----- Records to process

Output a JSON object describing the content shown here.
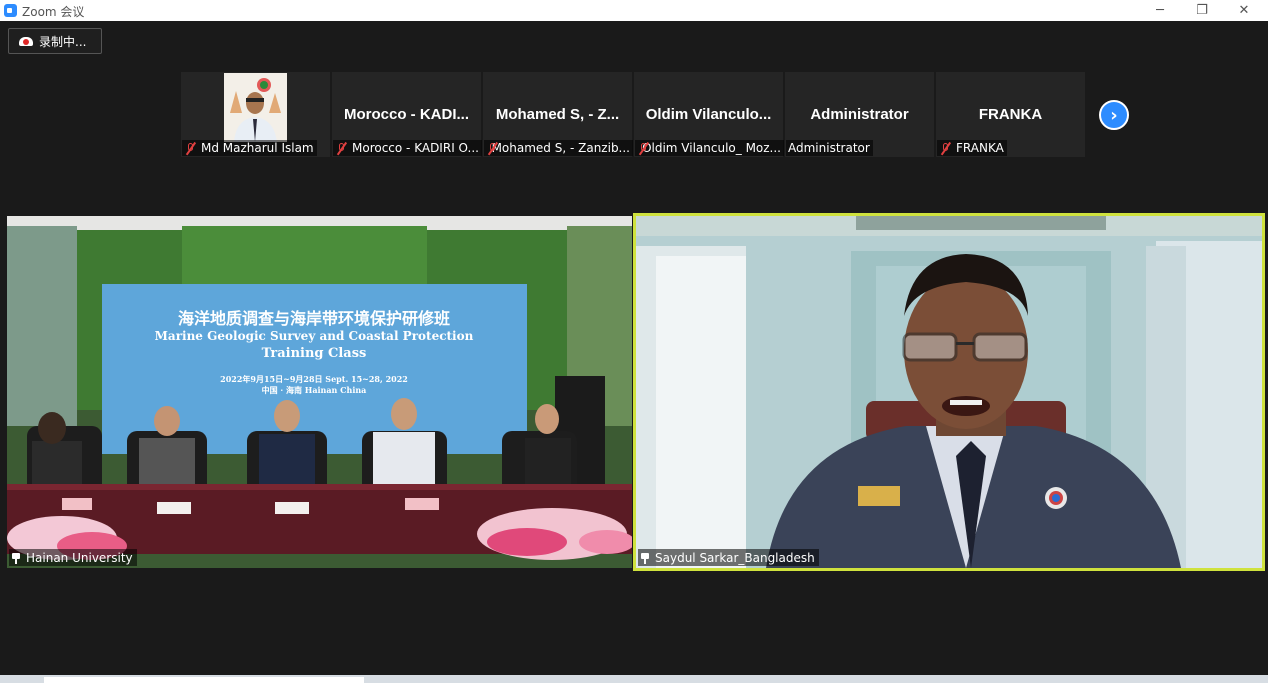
{
  "window": {
    "title": "Zoom 会议",
    "minimize_glyph": "─",
    "maximize_glyph": "❐",
    "close_glyph": "✕"
  },
  "recording": {
    "label": "录制中..."
  },
  "thumbnails": [
    {
      "display": "",
      "tag": "Md Mazharul Islam",
      "muted": true,
      "has_video": true
    },
    {
      "display": "Morocco - KADI...",
      "tag": "Morocco - KADIRI O...",
      "muted": true
    },
    {
      "display": "Mohamed S, - Z...",
      "tag": "Mohamed S, - Zanzib...",
      "muted": true
    },
    {
      "display": "Oldim Vilanculo...",
      "tag": "Oldim Vilanculo_ Moz...",
      "muted": true
    },
    {
      "display": "Administrator",
      "tag": "Administrator",
      "muted": false
    },
    {
      "display": "FRANKA",
      "tag": "FRANKA",
      "muted": true
    }
  ],
  "next_glyph": "›",
  "main": {
    "left": {
      "name": "Hainan University",
      "banner": {
        "cn_title": "海洋地质调查与海岸带环境保护研修班",
        "en_line1": "Marine Geologic Survey and Coastal Protection",
        "en_line2": "Training Class",
        "dates": "2022年9月15日~9月28日  Sept. 15~28, 2022",
        "place": "中国 · 海南  Hainan China"
      }
    },
    "right": {
      "name": "Saydul Sarkar_Bangladesh"
    }
  },
  "colors": {
    "zoom_blue": "#2d8cff",
    "active_speaker_border": "#cfe23d",
    "muted_red": "#e04040"
  }
}
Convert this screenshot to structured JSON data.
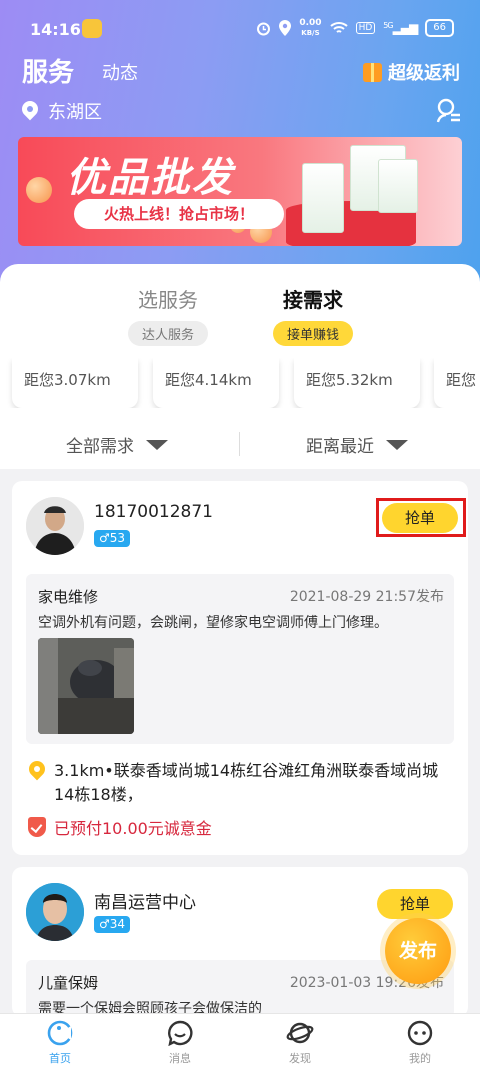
{
  "status_bar": {
    "time": "14:16",
    "net_speed_value": "0.00",
    "net_speed_unit": "KB/S",
    "hd": "HD",
    "signal": "5G",
    "battery": "66"
  },
  "header": {
    "title": "服务",
    "tab_feed": "动态",
    "rebate": "超级返利",
    "location": "东湖区"
  },
  "banner": {
    "title": "优品批发",
    "subtitle": "火热上线！抢占市场！"
  },
  "mode_tabs": [
    {
      "label": "选服务",
      "pill": "达人服务"
    },
    {
      "label": "接需求",
      "pill": "接单赚钱"
    }
  ],
  "distances": [
    "距您3.07km",
    "距您4.14km",
    "距您5.32km",
    "距您"
  ],
  "filters": {
    "all": "全部需求",
    "sort": "距离最近"
  },
  "posts": [
    {
      "user": "18170012871",
      "gender_age": "♂53",
      "grab": "抢单",
      "category": "家电维修",
      "date": "2021-08-29 21:57发布",
      "description": "空调外机有问题，会跳闸，望修家电空调师傅上门修理。",
      "location": "3.1km•联泰香域尚城14栋红谷滩红角洲联泰香域尚城14栋18楼，",
      "paid": "已预付10.00元诚意金"
    },
    {
      "user": "南昌运营中心",
      "gender_age": "♂34",
      "grab": "抢单",
      "category": "儿童保姆",
      "date": "2023-01-03 19:26发布",
      "description": "需要一个保姆会照顾孩子会做保洁的"
    }
  ],
  "fab": "发布",
  "tabbar": [
    {
      "label": "首页",
      "icon": "home-icon"
    },
    {
      "label": "消息",
      "icon": "message-icon"
    },
    {
      "label": "发现",
      "icon": "planet-icon"
    },
    {
      "label": "我的",
      "icon": "profile-icon"
    }
  ],
  "colors": {
    "accent_yellow": "#ffd52e",
    "active_tab": "#3aa2ee",
    "warning_red": "#d7283e"
  }
}
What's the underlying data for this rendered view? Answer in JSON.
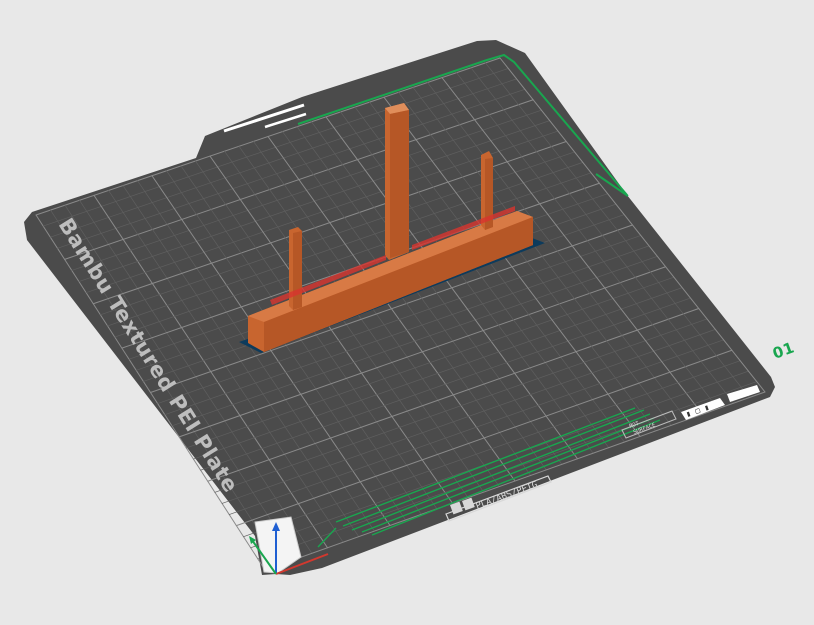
{
  "plate": {
    "brand_label": "Bambu Textured PEI Plate",
    "plate_number": "01",
    "filament_label": "PLA/ABS/PETG",
    "surface_label_line1": "HOT",
    "surface_label_line2": "SURFACE"
  },
  "colors": {
    "background": "#e8e8e8",
    "plate": "#4b4b4b",
    "grid_minor": "#5c5c5c",
    "grid_major": "#8e8e8e",
    "accent_green": "#19a64f",
    "model_orange": "#c8652f",
    "model_shadow": "#0d3b5c"
  },
  "icons": [
    "axis-gizmo-icon",
    "plate-icons",
    "hot-surface-warning-icon"
  ]
}
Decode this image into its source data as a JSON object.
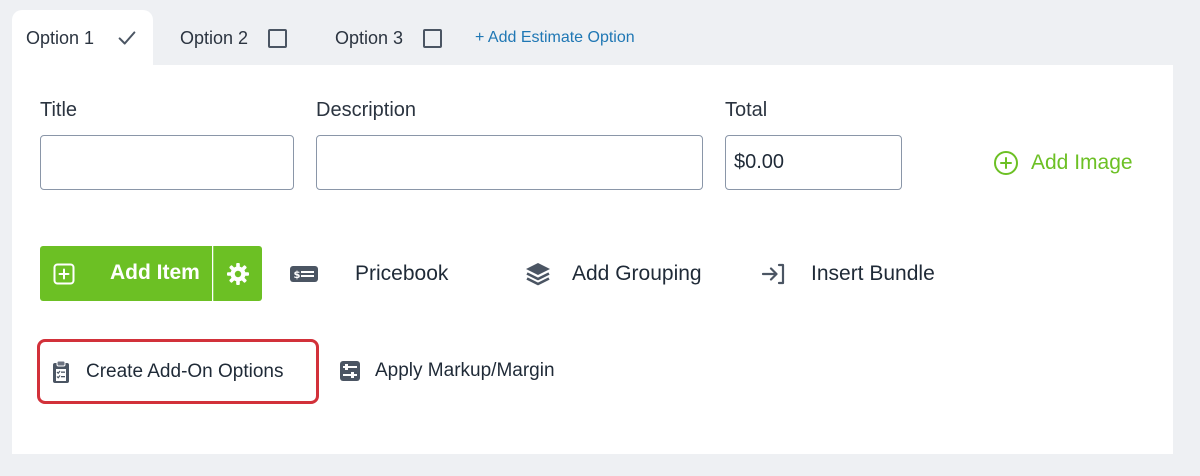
{
  "tabs": [
    {
      "label": "Option 1",
      "state": "checked"
    },
    {
      "label": "Option 2",
      "state": "unchecked"
    },
    {
      "label": "Option 3",
      "state": "unchecked"
    }
  ],
  "add_option_label": "+ Add Estimate Option",
  "form": {
    "title_label": "Title",
    "title_value": "",
    "description_label": "Description",
    "description_value": "",
    "total_label": "Total",
    "total_value": "$0.00"
  },
  "add_image_label": "Add Image",
  "toolbar": {
    "add_item_label": "Add Item",
    "pricebook_label": "Pricebook",
    "add_grouping_label": "Add Grouping",
    "insert_bundle_label": "Insert Bundle"
  },
  "actions": {
    "create_addon_label": "Create Add-On Options",
    "apply_markup_label": "Apply Markup/Margin"
  },
  "colors": {
    "accent_green": "#6cc024",
    "link_blue": "#1f77b4",
    "highlight_red": "#d2313a"
  },
  "icons": {
    "tab_checked": "check-icon",
    "tab_unchecked": "checkbox-icon",
    "add_image": "plus-circle-icon",
    "add_item": "plus-square-icon",
    "settings": "gear-icon",
    "pricebook": "price-tag-icon",
    "grouping": "layers-icon",
    "bundle": "sign-in-icon",
    "addon": "clipboard-icon",
    "markup": "sliders-icon"
  }
}
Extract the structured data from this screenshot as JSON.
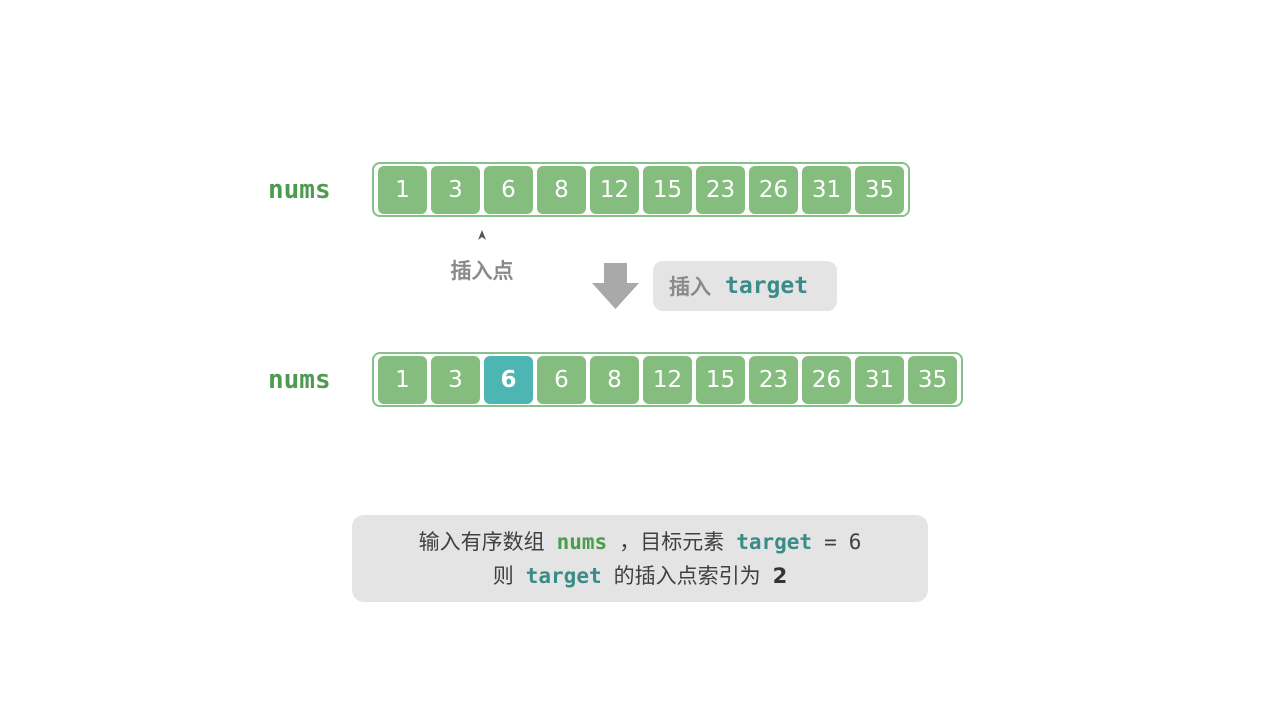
{
  "top_array": {
    "label": "nums",
    "values": [
      "1",
      "3",
      "6",
      "8",
      "12",
      "15",
      "23",
      "26",
      "31",
      "35"
    ]
  },
  "insert_point_label": "插入点",
  "insert_action": {
    "word": "插入",
    "code": "target"
  },
  "bottom_array": {
    "label": "nums",
    "values": [
      "1",
      "3",
      "6",
      "6",
      "8",
      "12",
      "15",
      "23",
      "26",
      "31",
      "35"
    ],
    "inserted_index": 2
  },
  "description": {
    "line1_prefix": "输入有序数组",
    "line1_var": "nums",
    "line1_middle": "，目标元素",
    "line1_target": "target",
    "line1_eq": "=",
    "line1_value": "6",
    "line2_prefix": "则",
    "line2_target": "target",
    "line2_middle": "的插入点索引为",
    "line2_result": "2"
  },
  "colors": {
    "cell": "#85bd7f",
    "inserted_cell": "#4eb6b2",
    "frame": "#86c08a",
    "label_green": "#4f9a52",
    "code_teal": "#3a8c88",
    "arrow_gray": "#a9a9a9",
    "pill_bg": "#e4e4e4"
  },
  "icons": {
    "pointer": "up-arrowhead-icon",
    "transition": "down-arrow-icon"
  }
}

----------

» Problem description
Strip out the images, then output the records above word for word.

» Task response
Output a JSON object describing the content shown here.
{
  "window": {
    "title": "Zoom 会议",
    "minimize_glyph": "─",
    "maximize_glyph": "❐",
    "close_glyph": "✕"
  },
  "recording": {
    "label": "录制中..."
  },
  "thumbnails": [
    {
      "display": "",
      "tag": "Md Mazharul Islam",
      "muted": true,
      "has_video": true
    },
    {
      "display": "Morocco - KADI...",
      "tag": "Morocco - KADIRI O...",
      "muted": true
    },
    {
      "display": "Mohamed S, - Z...",
      "tag": "Mohamed S, - Zanzib...",
      "muted": true
    },
    {
      "display": "Oldim Vilanculo...",
      "tag": "Oldim Vilanculo_ Moz...",
      "muted": true
    },
    {
      "display": "Administrator",
      "tag": "Administrator",
      "muted": false
    },
    {
      "display": "FRANKA",
      "tag": "FRANKA",
      "muted": true
    }
  ],
  "next_glyph": "›",
  "main": {
    "left": {
      "name": "Hainan University",
      "banner": {
        "cn_title": "海洋地质调查与海岸带环境保护研修班",
        "en_line1": "Marine Geologic Survey and Coastal Protection",
        "en_line2": "Training Class",
        "dates": "2022年9月15日~9月28日  Sept. 15~28, 2022",
        "place": "中国 · 海南  Hainan China"
      }
    },
    "right": {
      "name": "Saydul Sarkar_Bangladesh"
    }
  },
  "colors": {
    "zoom_blue": "#2d8cff",
    "active_speaker_border": "#cfe23d",
    "muted_red": "#e04040"
  }
}
Convert this screenshot to structured JSON data.
{
  "status_bar": {
    "time": "14:16",
    "net_speed_value": "0.00",
    "net_speed_unit": "KB/S",
    "hd": "HD",
    "signal": "5G",
    "battery": "66"
  },
  "header": {
    "title": "服务",
    "tab_feed": "动态",
    "rebate": "超级返利",
    "location": "东湖区"
  },
  "banner": {
    "title": "优品批发",
    "subtitle": "火热上线！抢占市场！"
  },
  "mode_tabs": [
    {
      "label": "选服务",
      "pill": "达人服务"
    },
    {
      "label": "接需求",
      "pill": "接单赚钱"
    }
  ],
  "distances": [
    "距您3.07km",
    "距您4.14km",
    "距您5.32km",
    "距您"
  ],
  "filters": {
    "all": "全部需求",
    "sort": "距离最近"
  },
  "posts": [
    {
      "user": "18170012871",
      "gender_age": "♂53",
      "grab": "抢单",
      "category": "家电维修",
      "date": "2021-08-29 21:57发布",
      "description": "空调外机有问题，会跳闸，望修家电空调师傅上门修理。",
      "location": "3.1km•联泰香域尚城14栋红谷滩红角洲联泰香域尚城14栋18楼，",
      "paid": "已预付10.00元诚意金"
    },
    {
      "user": "南昌运营中心",
      "gender_age": "♂34",
      "grab": "抢单",
      "category": "儿童保姆",
      "date": "2023-01-03 19:26发布",
      "description": "需要一个保姆会照顾孩子会做保洁的"
    }
  ],
  "fab": "发布",
  "tabbar": [
    {
      "label": "首页",
      "icon": "home-icon"
    },
    {
      "label": "消息",
      "icon": "message-icon"
    },
    {
      "label": "发现",
      "icon": "planet-icon"
    },
    {
      "label": "我的",
      "icon": "profile-icon"
    }
  ],
  "colors": {
    "accent_yellow": "#ffd52e",
    "active_tab": "#3aa2ee",
    "warning_red": "#d7283e"
  }
}
What's the underlying data for this rendered view? Answer in JSON.
{
  "plate": {
    "brand_label": "Bambu Textured PEI Plate",
    "plate_number": "01",
    "filament_label": "PLA/ABS/PETG",
    "surface_label_line1": "HOT",
    "surface_label_line2": "SURFACE"
  },
  "colors": {
    "background": "#e8e8e8",
    "plate": "#4b4b4b",
    "grid_minor": "#5c5c5c",
    "grid_major": "#8e8e8e",
    "accent_green": "#19a64f",
    "model_orange": "#c8652f",
    "model_shadow": "#0d3b5c"
  },
  "icons": [
    "axis-gizmo-icon",
    "plate-icons",
    "hot-surface-warning-icon"
  ]
}
Decode this image into its source data as a JSON object.
{
  "tabs": [
    {
      "label": "Option 1",
      "state": "checked"
    },
    {
      "label": "Option 2",
      "state": "unchecked"
    },
    {
      "label": "Option 3",
      "state": "unchecked"
    }
  ],
  "add_option_label": "+ Add Estimate Option",
  "form": {
    "title_label": "Title",
    "title_value": "",
    "description_label": "Description",
    "description_value": "",
    "total_label": "Total",
    "total_value": "$0.00"
  },
  "add_image_label": "Add Image",
  "toolbar": {
    "add_item_label": "Add Item",
    "pricebook_label": "Pricebook",
    "add_grouping_label": "Add Grouping",
    "insert_bundle_label": "Insert Bundle"
  },
  "actions": {
    "create_addon_label": "Create Add-On Options",
    "apply_markup_label": "Apply Markup/Margin"
  },
  "colors": {
    "accent_green": "#6cc024",
    "link_blue": "#1f77b4",
    "highlight_red": "#d2313a"
  },
  "icons": {
    "tab_checked": "check-icon",
    "tab_unchecked": "checkbox-icon",
    "add_image": "plus-circle-icon",
    "add_item": "plus-square-icon",
    "settings": "gear-icon",
    "pricebook": "price-tag-icon",
    "grouping": "layers-icon",
    "bundle": "sign-in-icon",
    "addon": "clipboard-icon",
    "markup": "sliders-icon"
  }
}
Extract the structured data from this screenshot as JSON.
{
  "top_array": {
    "label": "nums",
    "values": [
      "1",
      "3",
      "6",
      "8",
      "12",
      "15",
      "23",
      "26",
      "31",
      "35"
    ]
  },
  "insert_point_label": "插入点",
  "insert_action": {
    "word": "插入",
    "code": "target"
  },
  "bottom_array": {
    "label": "nums",
    "values": [
      "1",
      "3",
      "6",
      "6",
      "8",
      "12",
      "15",
      "23",
      "26",
      "31",
      "35"
    ],
    "inserted_index": 2
  },
  "description": {
    "line1_prefix": "输入有序数组",
    "line1_var": "nums",
    "line1_middle": "，目标元素",
    "line1_target": "target",
    "line1_eq": "=",
    "line1_value": "6",
    "line2_prefix": "则",
    "line2_target": "target",
    "line2_middle": "的插入点索引为",
    "line2_result": "2"
  },
  "colors": {
    "cell": "#85bd7f",
    "inserted_cell": "#4eb6b2",
    "frame": "#86c08a",
    "label_green": "#4f9a52",
    "code_teal": "#3a8c88",
    "arrow_gray": "#a9a9a9",
    "pill_bg": "#e4e4e4"
  },
  "icons": {
    "pointer": "up-arrowhead-icon",
    "transition": "down-arrow-icon"
  }
}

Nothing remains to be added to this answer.